Render the stretch of the data from the line containing "property-row[interactable]: 支持仅我的代码调试否 —" through the line containing "platform-value: 活动(x64) — [484, 46, 550, 62]" as a Markdown table with the columns Row and Line. Give each line a row number, leave out blank lines, and include only that stretch.

Entries supplied:
>> Start

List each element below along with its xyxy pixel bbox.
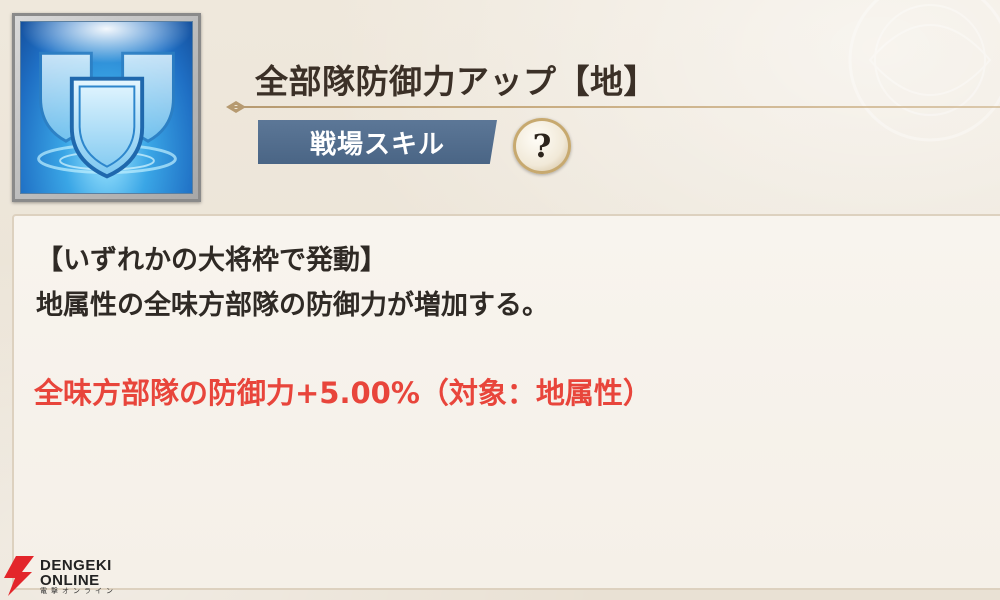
watermark-line2: ONLINE <box>40 571 100 589</box>
watermark-sub: 電撃オンライン <box>40 586 117 595</box>
corner-ornament <box>848 0 1000 142</box>
shield-defense-icon <box>20 21 193 194</box>
skill-title: 全部隊防御力アップ【地】 <box>255 62 657 101</box>
skill-effect-value: 全味方部隊の防御力+5.00%（対象：地属性） <box>34 376 652 410</box>
watermark-line1: DENGEKI <box>40 556 112 574</box>
activation-condition: 【いずれかの大将枠で発動】 <box>36 245 387 276</box>
skill-description: 地属性の全味方部隊の防御力が増加する。 <box>36 290 549 321</box>
title-divider <box>233 106 1000 108</box>
question-mark-icon: ? <box>532 127 552 165</box>
skill-icon-frame <box>12 13 201 202</box>
help-button[interactable]: ? <box>513 118 571 174</box>
dengeki-bolt-logo <box>4 556 34 596</box>
dengeki-online-watermark: DENGEKI ONLINE 電撃オンライン <box>2 556 117 596</box>
skill-category-badge: 戦場スキル <box>258 120 497 164</box>
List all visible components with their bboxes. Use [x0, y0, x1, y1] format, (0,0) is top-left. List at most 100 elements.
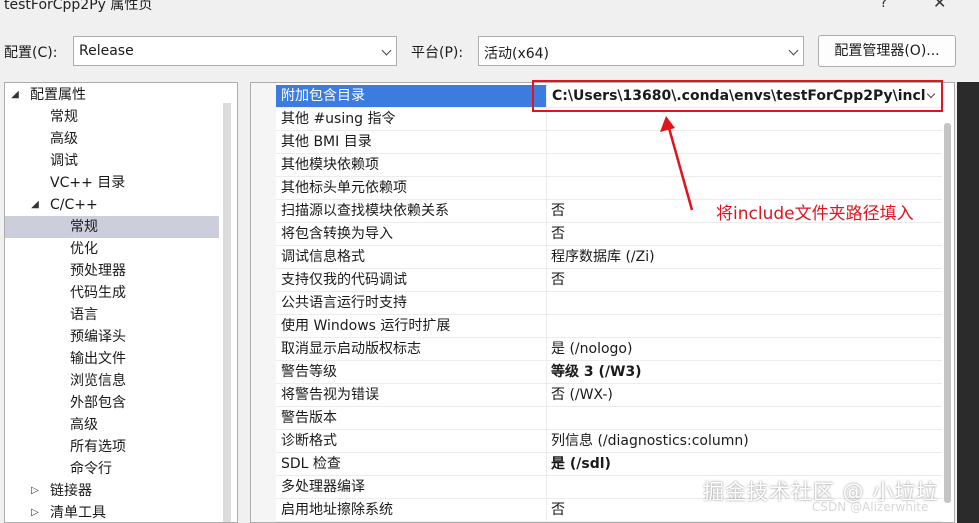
property-row[interactable]: 支持仅我的代码调试否 — [276, 269, 942, 292]
config-manager-button[interactable]: 配置管理器(O)... — [818, 35, 956, 67]
tree-item[interactable]: 输出文件 — [5, 348, 219, 370]
property-value[interactable]: 是 (/sdl) — [548, 453, 942, 475]
tree-item-label: 高级 — [50, 131, 78, 147]
property-name: 扫描源以查找模块依赖关系 — [276, 200, 547, 222]
tree-item-label: 输出文件 — [70, 351, 126, 367]
property-value[interactable] — [548, 177, 942, 199]
platform-value: 活动(x64) — [484, 46, 550, 62]
property-row[interactable]: 公共语言运行时支持 — [276, 292, 942, 315]
tree-item-label: VC++ 目录 — [50, 175, 126, 191]
platform-dropdown[interactable]: 活动(x64) — [478, 36, 804, 66]
property-value[interactable]: 列信息 (/diagnostics:column) — [548, 430, 942, 452]
property-row[interactable]: 其他 BMI 目录 — [276, 131, 942, 154]
property-value[interactable]: 否 — [548, 269, 942, 291]
tree-item[interactable]: ◢ 配置属性 — [5, 84, 219, 106]
annotation-arrow-icon — [660, 116, 694, 211]
tree-item-label: 语言 — [70, 307, 98, 323]
config-label: 配置(C): — [4, 45, 58, 61]
property-name: 警告等级 — [276, 361, 547, 383]
tree-item-label: C/C++ — [50, 197, 98, 213]
property-name: 其他 #using 指令 — [276, 108, 547, 130]
tree-expanded-icon[interactable]: ◢ — [9, 84, 21, 106]
config-value: Release — [79, 43, 134, 59]
property-name: SDL 检查 — [276, 453, 547, 475]
tree-item-label: 浏览信息 — [70, 373, 126, 389]
property-row[interactable]: 警告版本 — [276, 407, 942, 430]
property-value[interactable] — [548, 154, 942, 176]
property-value[interactable]: 程序数据库 (/Zi) — [548, 246, 942, 268]
tree-item[interactable]: 所有选项 — [5, 436, 219, 458]
tree-scrollbar[interactable] — [223, 103, 231, 522]
property-value[interactable]: 否 — [548, 223, 942, 245]
tree-item-label: 预编译头 — [70, 329, 126, 345]
property-value[interactable]: 等级 3 (/W3) — [548, 361, 942, 383]
tree-expanded-icon[interactable]: ◢ — [29, 194, 41, 216]
property-value[interactable] — [548, 315, 942, 337]
close-icon[interactable]: ✕ — [933, 0, 946, 12]
property-row[interactable]: SDL 检查是 (/sdl) — [276, 453, 942, 476]
tree-collapsed-icon[interactable]: ▷ — [29, 480, 41, 502]
grid-scrollbar[interactable] — [944, 123, 951, 503]
property-value[interactable]: 是 (/nologo) — [548, 338, 942, 360]
tree-item[interactable]: 常规 — [5, 216, 219, 238]
tree-item[interactable]: VC++ 目录 — [5, 172, 219, 194]
property-row[interactable]: 将包含转换为导入否 — [276, 223, 942, 246]
property-row[interactable]: 调试信息格式 程序数据库 (/Zi) — [276, 246, 942, 269]
title-bar: testForCpp2Py 属性页 ? ✕ — [0, 0, 979, 14]
tree-item-label: 配置属性 — [30, 87, 86, 103]
grid-gutter — [251, 83, 276, 522]
property-value[interactable] — [548, 131, 942, 153]
tree-item[interactable]: 语言 — [5, 304, 219, 326]
tree-item[interactable]: 预编译头 — [5, 326, 219, 348]
property-tree: ◢ 配置属性 常规 高级 调试 VC++ 目录 ◢ C/C++ 常规 优化 预处理器 代码生成 语言 预编… — [4, 82, 238, 523]
tree-item-label: 外部包含 — [70, 395, 126, 411]
platform-label: 平台(P): — [411, 45, 464, 61]
window-title: testForCpp2Py 属性页 — [4, 0, 153, 13]
tree-item[interactable]: ▷ 清单工具 — [5, 502, 219, 522]
property-row[interactable]: 取消显示启动版权标志是 (/nologo) — [276, 338, 942, 361]
tree-item[interactable]: 外部包含 — [5, 392, 219, 414]
help-icon[interactable]: ? — [880, 0, 887, 11]
config-dropdown[interactable]: Release — [73, 36, 397, 66]
tree-item[interactable]: 常规 — [5, 106, 219, 128]
tree-item[interactable]: 调试 — [5, 150, 219, 172]
tree-item[interactable]: 高级 — [5, 128, 219, 150]
property-name: 附加包含目录 — [276, 85, 547, 107]
property-row[interactable]: 诊断格式 列信息 (/diagnostics:column) — [276, 430, 942, 453]
annotation-text: 将include文件夹路径填入 — [716, 204, 914, 224]
tree-item-label: 常规 — [70, 219, 98, 235]
property-value[interactable] — [548, 292, 942, 314]
background-strip — [957, 82, 979, 523]
tree-collapsed-icon[interactable]: ▷ — [29, 502, 41, 522]
property-row[interactable]: 其他标头单元依赖项 — [276, 177, 942, 200]
property-value[interactable]: 否 (/WX-) — [548, 384, 942, 406]
property-name: 其他 BMI 目录 — [276, 131, 547, 153]
property-name: 启用地址擦除系统 — [276, 499, 547, 521]
chevron-down-icon — [788, 45, 799, 56]
tree-item-label: 优化 — [70, 241, 98, 257]
tree-item[interactable]: 优化 — [5, 238, 219, 260]
tree-item[interactable]: ▷ 链接器 — [5, 480, 219, 502]
tree-item[interactable]: 高级 — [5, 414, 219, 436]
property-name: 多处理器编译 — [276, 476, 547, 498]
tree-item[interactable]: ◢ C/C++ — [5, 194, 219, 216]
property-name: 诊断格式 — [276, 430, 547, 452]
property-name: 其他模块依赖项 — [276, 154, 547, 176]
tree-item[interactable]: 命令行 — [5, 458, 219, 480]
property-row[interactable]: 将警告视为错误否 (/WX-) — [276, 384, 942, 407]
tree-item-label: 代码生成 — [70, 285, 126, 301]
tree-item[interactable]: 代码生成 — [5, 282, 219, 304]
chevron-down-icon — [381, 45, 392, 56]
property-row[interactable]: 警告等级 等级 3 (/W3) — [276, 361, 942, 384]
property-value[interactable] — [548, 407, 942, 429]
property-name: 公共语言运行时支持 — [276, 292, 547, 314]
property-name: 取消显示启动版权标志 — [276, 338, 547, 360]
tree-item-label: 高级 — [70, 417, 98, 433]
tree-item-label: 命令行 — [70, 461, 112, 477]
tree-item[interactable]: 浏览信息 — [5, 370, 219, 392]
property-name: 调试信息格式 — [276, 246, 547, 268]
property-row[interactable]: 其他模块依赖项 — [276, 154, 942, 177]
tree-item[interactable]: 预处理器 — [5, 260, 219, 282]
property-row[interactable]: 使用 Windows 运行时扩展 — [276, 315, 942, 338]
tree-item-label: 常规 — [50, 109, 78, 125]
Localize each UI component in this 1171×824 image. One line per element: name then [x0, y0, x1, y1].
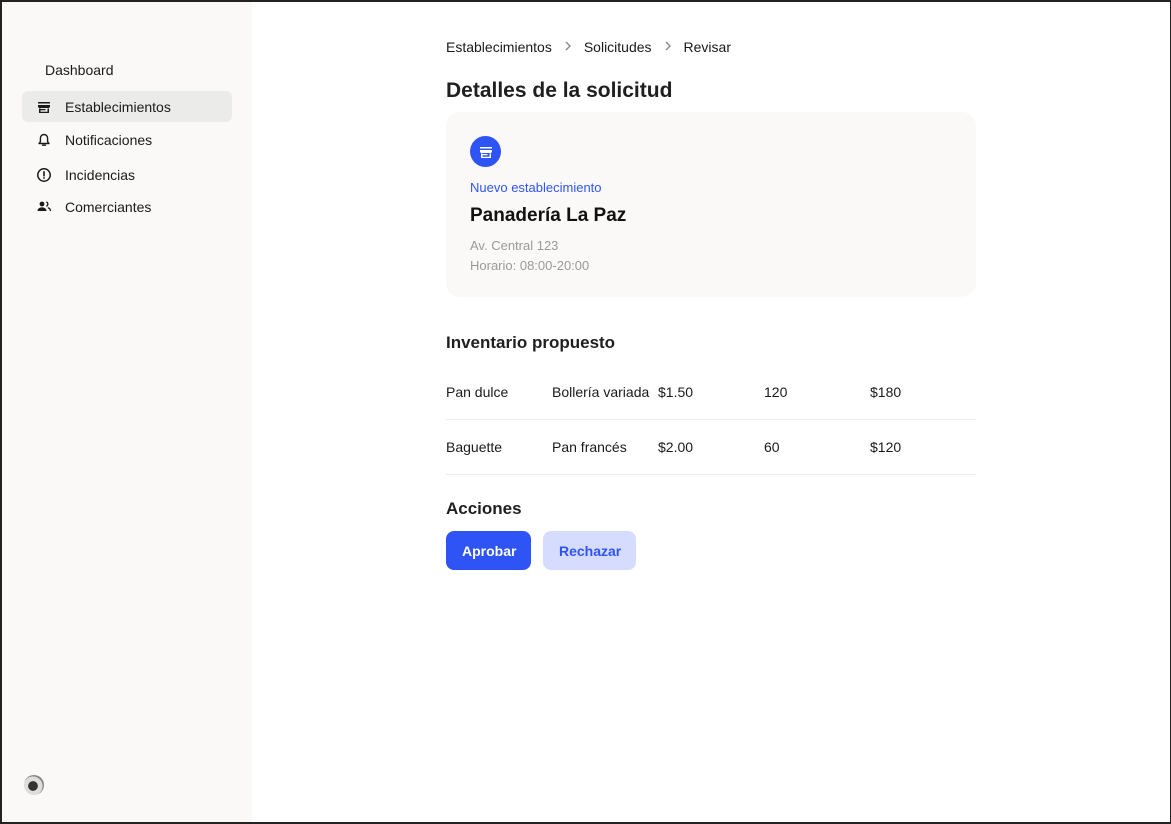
sidebar-item-label: Comerciantes: [65, 198, 152, 215]
breadcrumb-item-establecimientos[interactable]: Establecimientos: [446, 39, 552, 55]
actions-title: Acciones: [446, 499, 522, 518]
sidebar-item-incidencias[interactable]: Incidencias: [22, 159, 232, 190]
establishment-name: Panadería La Paz: [470, 205, 627, 226]
store-icon: [36, 99, 52, 115]
request-card: Nuevo establecimiento Panadería La Paz A…: [446, 112, 976, 297]
table-row: Baguette Pan francés $2.00 60 $120: [446, 420, 976, 475]
sidebar-item-label: Incidencias: [65, 166, 136, 183]
product-price: $1.50: [658, 384, 694, 400]
inventory-table: Pan dulce Bollería variada $1.50 120 $18…: [446, 365, 976, 475]
breadcrumb-item-solicitudes[interactable]: Solicitudes: [584, 39, 652, 55]
establishment-hours: Horario: 08:00-20:00: [470, 258, 590, 273]
store-icon: [470, 136, 501, 167]
product-quantity: 60: [764, 439, 780, 455]
sidebar-item-comerciantes[interactable]: Comerciantes: [22, 191, 232, 222]
sidebar: Dashboard Establecimientos Notificacione…: [2, 2, 252, 822]
users-icon: [36, 199, 52, 215]
sidebar-item-label: Notificaciones: [65, 131, 153, 148]
sidebar-dashboard-link[interactable]: Dashboard: [45, 62, 114, 78]
product-quantity: 120: [764, 384, 788, 400]
page-title: Detalles de la solicitud: [446, 79, 673, 102]
bell-icon: [36, 132, 52, 148]
avatar[interactable]: [24, 775, 44, 795]
chevron-right-icon: [664, 40, 672, 54]
product-total: $120: [870, 439, 902, 455]
sidebar-item-establecimientos[interactable]: Establecimientos: [22, 91, 232, 122]
approve-button[interactable]: Aprobar: [446, 531, 531, 570]
reject-button[interactable]: Rechazar: [543, 531, 636, 570]
sidebar-item-label: Establecimientos: [65, 98, 171, 115]
product-total: $180: [870, 384, 902, 400]
request-kind: Nuevo establecimiento: [470, 180, 602, 195]
product-name: Pan dulce: [446, 384, 509, 400]
sidebar-item-notificaciones[interactable]: Notificaciones: [22, 124, 232, 155]
breadcrumb-item-revisar: Revisar: [683, 39, 731, 55]
table-row: Pan dulce Bollería variada $1.50 120 $18…: [446, 365, 976, 420]
establishment-address: Av. Central 123: [470, 238, 559, 253]
inventory-title: Inventario propuesto: [446, 333, 616, 352]
product-name: Baguette: [446, 439, 503, 455]
chevron-right-icon: [564, 40, 572, 54]
actions-bar: Aprobar Rechazar: [446, 531, 636, 570]
breadcrumb: Establecimientos Solicitudes Revisar: [446, 39, 731, 55]
alert-circle-icon: [36, 167, 52, 183]
product-category: Bollería variada: [552, 384, 650, 400]
product-price: $2.00: [658, 439, 694, 455]
product-category: Pan francés: [552, 439, 627, 455]
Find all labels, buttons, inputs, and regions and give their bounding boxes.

>> End

Solution:
| Row | Line |
|---|---|
| 1 | property-row[interactable]: 支持仅我的代码调试否 — [276, 269, 942, 292] |
| 2 | config-manager-button[interactable]: 配置管理器(O)... — [818, 35, 956, 67] |
| 3 | tree-item[interactable]: 输出文件 — [5, 348, 219, 370] |
| 4 | property-value[interactable]: 是 (/sdl) — [548, 453, 942, 475] |
| 5 | tree-item-label: 高级 — [50, 131, 78, 147] |
| 6 | property-name: 扫描源以查找模块依赖关系 — [276, 200, 547, 222] |
| 7 | tree-item-label: 输出文件 — [70, 351, 126, 367] |
| 8 | property-value[interactable] — [548, 177, 942, 199] |
| 9 | platform-value: 活动(x64) — [484, 46, 550, 62] |